Task brief. Leave out any pictures and transcribe all other data below exactly.

╔══

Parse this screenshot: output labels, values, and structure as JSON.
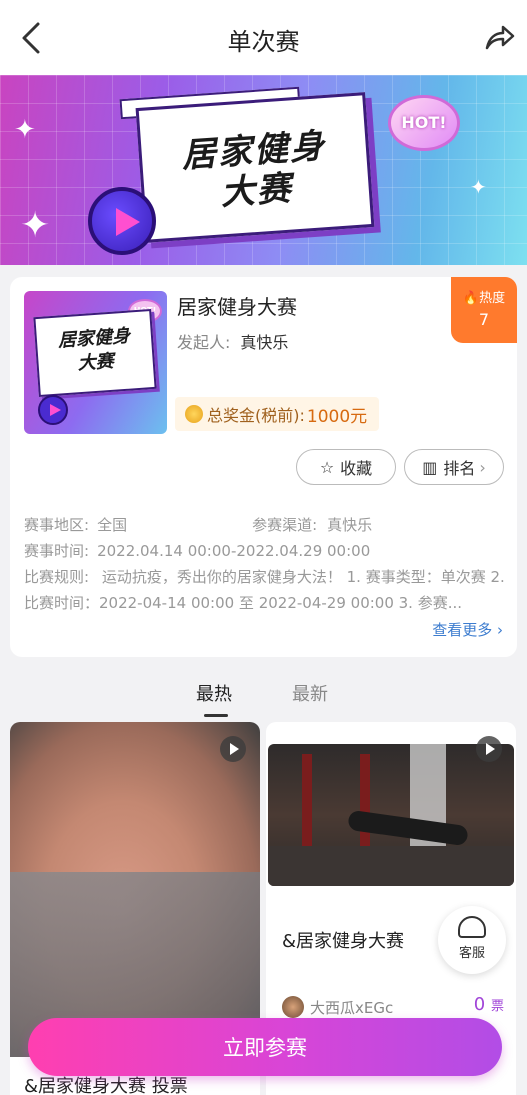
{
  "header": {
    "title": "单次赛"
  },
  "banner": {
    "title_line1": "居家健身",
    "title_line2": "大赛",
    "hot_badge": "HOT!"
  },
  "contest": {
    "thumb_text_line1": "居家健身",
    "thumb_text_line2": "大赛",
    "thumb_hot": "HOT!",
    "title": "居家健身大赛",
    "organizer_label": "发起人:",
    "organizer_name": "真快乐",
    "heat_label": "热度",
    "heat_value": "7",
    "prize_label": "总奖金(税前):",
    "prize_amount": "1000元",
    "favorite_label": "收藏",
    "rank_label": "排名",
    "region_label": "赛事地区:",
    "region_value": "全国",
    "channel_label": "参赛渠道:",
    "channel_value": "真快乐",
    "time_label": "赛事时间:",
    "time_value": "2022.04.14 00:00-2022.04.29 00:00",
    "rules_label": "比赛规则:",
    "rules_value": "运动抗疫，秀出你的居家健身大法！ 1. 赛事类型：单次赛 2. 比赛时间：2022-04-14 00:00 至 2022-04-29 00:00 3. 参赛...",
    "more_label": "查看更多"
  },
  "tabs": {
    "hot": "最热",
    "new": "最新"
  },
  "feed": {
    "left_caption": "&居家健身大赛 投票",
    "right_caption": "&居家健身大赛",
    "right_author": "大西瓜xEGc",
    "right_votes": "0",
    "votes_unit": "票"
  },
  "service": {
    "label": "客服"
  },
  "join": {
    "label": "立即参赛"
  },
  "colors": {
    "accent_pink": "#ff3fb0",
    "accent_purple": "#b24de6",
    "heat_orange": "#ff7a2d",
    "link_blue": "#3c7ccf"
  }
}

╚══

The result.
Parse this screenshot: output labels, values, and structure as JSON.
{
  "header": {
    "title": "单次赛"
  },
  "banner": {
    "title_line1": "居家健身",
    "title_line2": "大赛",
    "hot_badge": "HOT!"
  },
  "contest": {
    "thumb_text_line1": "居家健身",
    "thumb_text_line2": "大赛",
    "thumb_hot": "HOT!",
    "title": "居家健身大赛",
    "organizer_label": "发起人:",
    "organizer_name": "真快乐",
    "heat_label": "热度",
    "heat_value": "7",
    "prize_label": "总奖金(税前):",
    "prize_amount": "1000元",
    "favorite_label": "收藏",
    "rank_label": "排名",
    "region_label": "赛事地区:",
    "region_value": "全国",
    "channel_label": "参赛渠道:",
    "channel_value": "真快乐",
    "time_label": "赛事时间:",
    "time_value": "2022.04.14 00:00-2022.04.29 00:00",
    "rules_label": "比赛规则:",
    "rules_value": "运动抗疫，秀出你的居家健身大法！ 1. 赛事类型：单次赛 2. 比赛时间：2022-04-14 00:00 至 2022-04-29 00:00 3. 参赛...",
    "more_label": "查看更多"
  },
  "tabs": {
    "hot": "最热",
    "new": "最新"
  },
  "feed": {
    "left_caption": "&居家健身大赛 投票",
    "right_caption": "&居家健身大赛",
    "right_author": "大西瓜xEGc",
    "right_votes": "0",
    "votes_unit": "票"
  },
  "service": {
    "label": "客服"
  },
  "join": {
    "label": "立即参赛"
  },
  "colors": {
    "accent_pink": "#ff3fb0",
    "accent_purple": "#b24de6",
    "heat_orange": "#ff7a2d",
    "link_blue": "#3c7ccf"
  }
}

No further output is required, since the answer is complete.